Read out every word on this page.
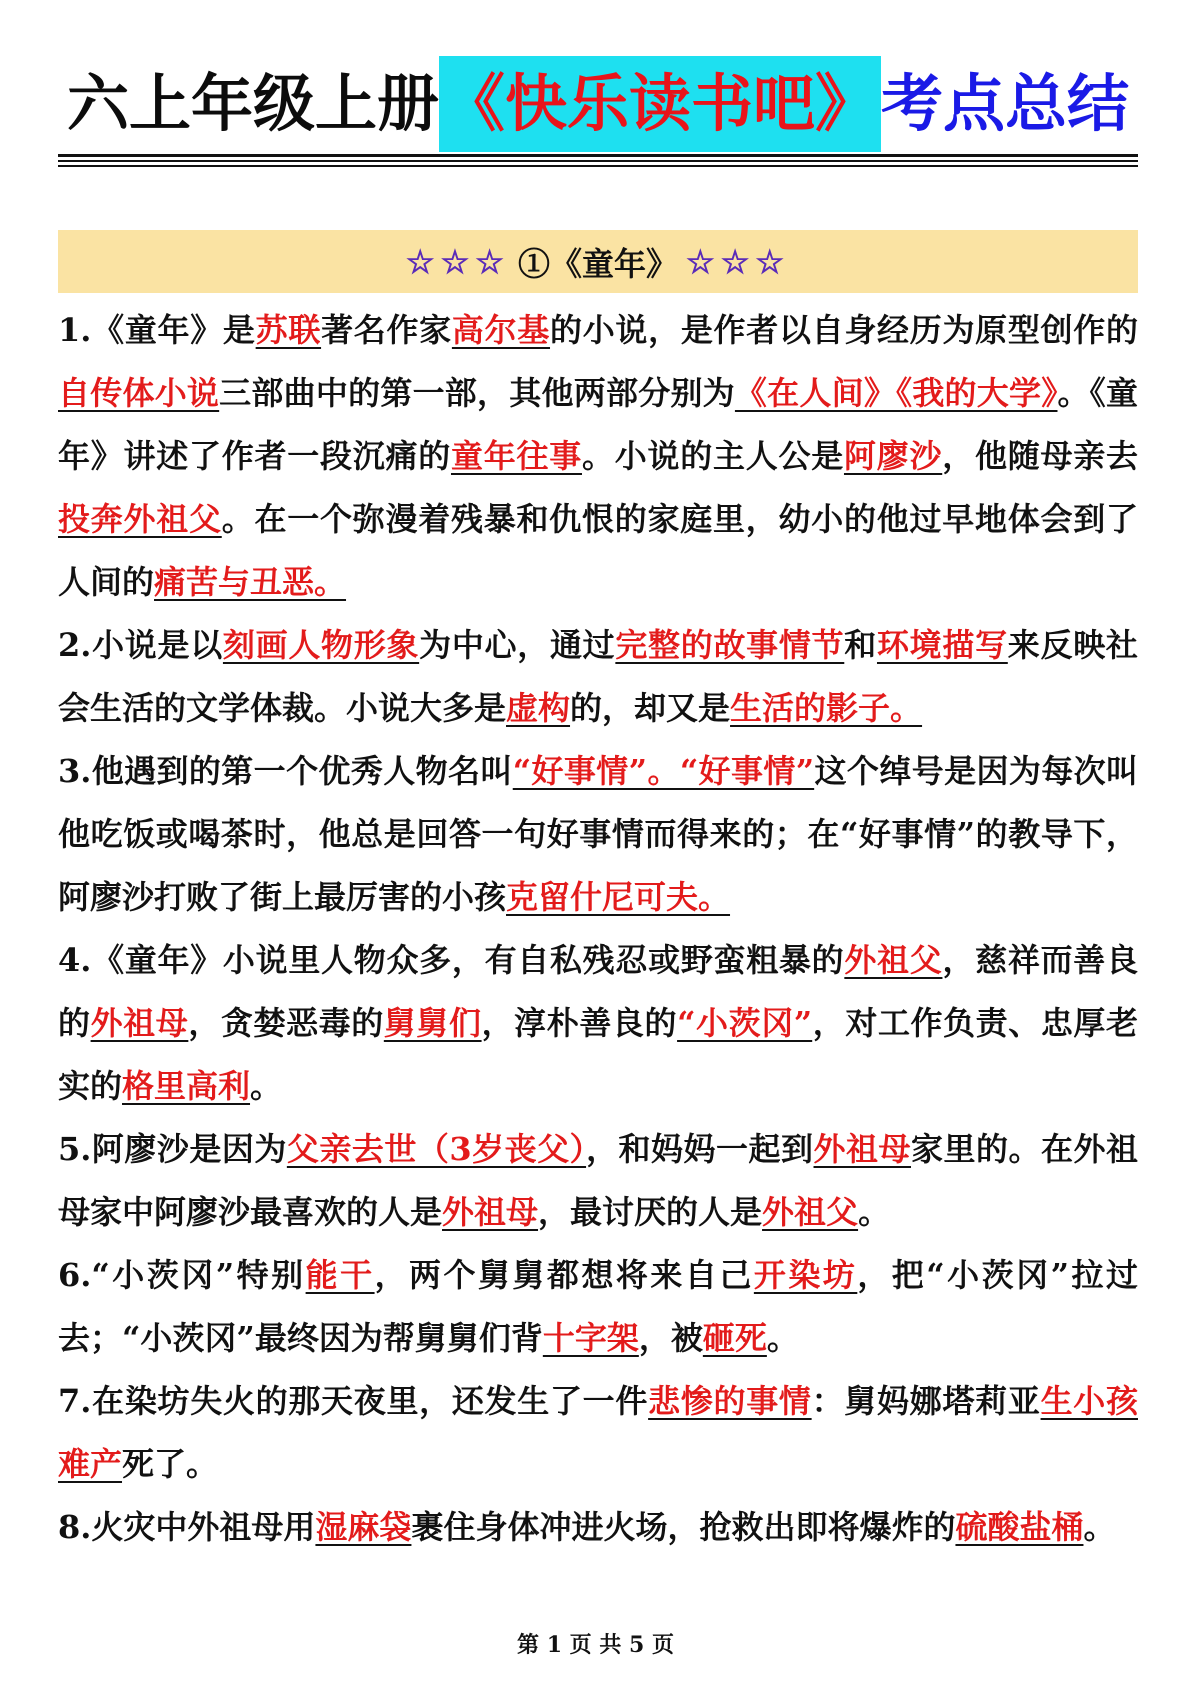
六上年级上册 《快乐读书吧》 考点总结
☆☆☆ ①《童年》 ☆☆☆

1.《童年》是苏联著名作家高尔基的小说，是作者以自身经历为原型创作的自传体小说三部曲中的第一部，其他两部分别为《在人间》《我的大学》。《童年》讲述了作者一段沉痛的童年往事。小说的主人公是阿廖沙，他随母亲去投奔外祖父。在一个弥漫着残暴和仇恨的家庭里，幼小的他过早地体会到了人间的痛苦与丑恶。

2.小说是以刻画人物形象为中心，通过完整的故事情节和环境描写来反映社会生活的文学体裁。小说大多是虚构的，却又是生活的影子。

3.他遇到的第一个优秀人物名叫“好事情”。“好事情”这个绰号是因为每次叫他吃饭或喝茶时，他总是回答一句好事情而得来的；在“好事情”的教导下，阿廖沙打败了街上最厉害的小孩克留什尼可夫。

4.《童年》小说里人物众多，有自私残忍或野蛮粗暴的外祖父，慈祥而善良的外祖母，贪婪恶毒的舅舅们，淳朴善良的“小茨冈”，对工作负责、忠厚老实的格里高利。

5.阿廖沙是因为父亲去世（3岁丧父），和妈妈一起到外祖母家里的。在外祖母家中阿廖沙最喜欢的人是外祖母，最讨厌的人是外祖父。

6.“小茨冈”特别能干，两个舅舅都想将来自己开染坊，把“小茨冈”拉过去；“小茨冈”最终因为帮舅舅们背十字架，被砸死。

7.在染坊失火的那天夜里，还发生了一件悲惨的事情：舅妈娜塔莉亚生小孩难产死了。

8.火灾中外祖母用湿麻袋裹住身体冲进火场，抢救出即将爆炸的硫酸盐桶。

第 1 页 共 5 页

__________________________________________________

Omit each picture, then return all of the listing exactly as it stands.

• Correct response:
Read out every word on this page.
六上年级上册 《快乐读书吧》 考点总结
☆☆☆ ①《童年》 ☆☆☆

1.《童年》是苏联著名作家高尔基的小说，是作者以自身经历为原型创作的自传体小说三部曲中的第一部，其他两部分别为《在人间》《我的大学》。《童年》讲述了作者一段沉痛的童年往事。小说的主人公是阿廖沙，他随母亲去投奔外祖父。在一个弥漫着残暴和仇恨的家庭里，幼小的他过早地体会到了人间的痛苦与丑恶。

2.小说是以刻画人物形象为中心，通过完整的故事情节和环境描写来反映社会生活的文学体裁。小说大多是虚构的，却又是生活的影子。

3.他遇到的第一个优秀人物名叫“好事情”。“好事情”这个绰号是因为每次叫他吃饭或喝茶时，他总是回答一句好事情而得来的；在“好事情”的教导下，阿廖沙打败了街上最厉害的小孩克留什尼可夫。

4.《童年》小说里人物众多，有自私残忍或野蛮粗暴的外祖父，慈祥而善良的外祖母，贪婪恶毒的舅舅们，淳朴善良的“小茨冈”，对工作负责、忠厚老实的格里高利。

5.阿廖沙是因为父亲去世（3岁丧父），和妈妈一起到外祖母家里的。在外祖母家中阿廖沙最喜欢的人是外祖母，最讨厌的人是外祖父。

6.“小茨冈”特别能干，两个舅舅都想将来自己开染坊，把“小茨冈”拉过去；“小茨冈”最终因为帮舅舅们背十字架，被砸死。

7.在染坊失火的那天夜里，还发生了一件悲惨的事情：舅妈娜塔莉亚生小孩难产死了。

8.火灾中外祖母用湿麻袋裹住身体冲进火场，抢救出即将爆炸的硫酸盐桶。

第 1 页 共 5 页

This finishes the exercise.